Exercise task
Tally the lines containing the word "open" and give the total alone.

Stored records
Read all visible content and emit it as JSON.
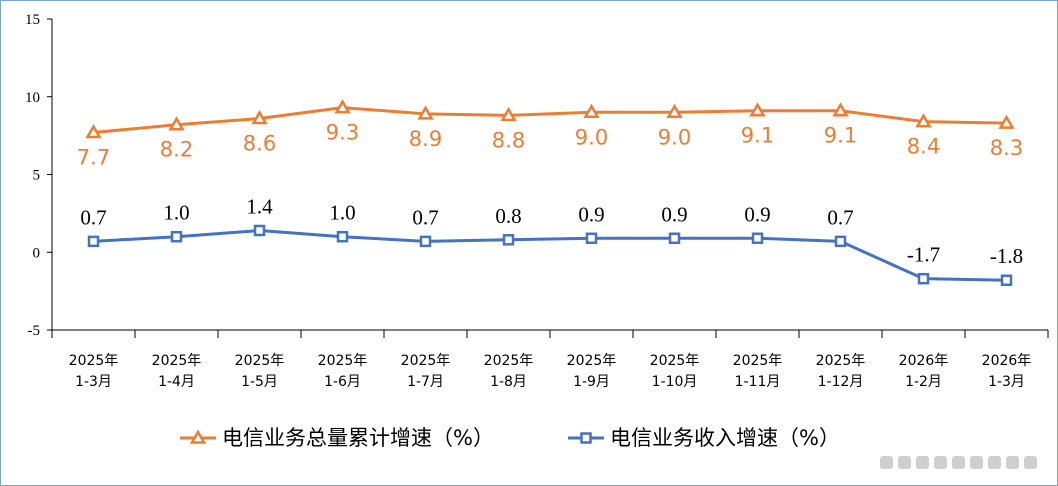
{
  "chart_data": {
    "type": "line",
    "categories": [
      [
        "2025年",
        "1-3月"
      ],
      [
        "2025年",
        "1-4月"
      ],
      [
        "2025年",
        "1-5月"
      ],
      [
        "2025年",
        "1-6月"
      ],
      [
        "2025年",
        "1-7月"
      ],
      [
        "2025年",
        "1-8月"
      ],
      [
        "2025年",
        "1-9月"
      ],
      [
        "2025年",
        "1-10月"
      ],
      [
        "2025年",
        "1-11月"
      ],
      [
        "2025年",
        "1-12月"
      ],
      [
        "2026年",
        "1-2月"
      ],
      [
        "2026年",
        "1-3月"
      ]
    ],
    "ylim": [
      -5,
      15
    ],
    "yticks": [
      -5,
      0,
      5,
      10,
      15
    ],
    "grid": false,
    "legend_position": "bottom",
    "series": [
      {
        "name": "电信业务总量累计增速（%）",
        "color": "#ED7D31",
        "marker": "triangle-open",
        "values": [
          7.7,
          8.2,
          8.6,
          9.3,
          8.9,
          8.8,
          9.0,
          9.0,
          9.1,
          9.1,
          8.4,
          8.3
        ],
        "labels": [
          "7.7",
          "8.2",
          "8.6",
          "9.3",
          "8.9",
          "8.8",
          "9.0",
          "9.0",
          "9.1",
          "9.1",
          "8.4",
          "8.3"
        ]
      },
      {
        "name": "电信业务收入增速（%）",
        "color": "#4472C4",
        "marker": "square-open",
        "values": [
          0.7,
          1.0,
          1.4,
          1.0,
          0.7,
          0.8,
          0.9,
          0.9,
          0.9,
          0.7,
          -1.7,
          -1.8
        ],
        "labels": [
          "0.7",
          "1.0",
          "1.4",
          "1.0",
          "0.7",
          "0.8",
          "0.9",
          "0.9",
          "0.9",
          "0.7",
          "-1.7",
          "-1.8"
        ]
      }
    ]
  }
}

Exercise result
2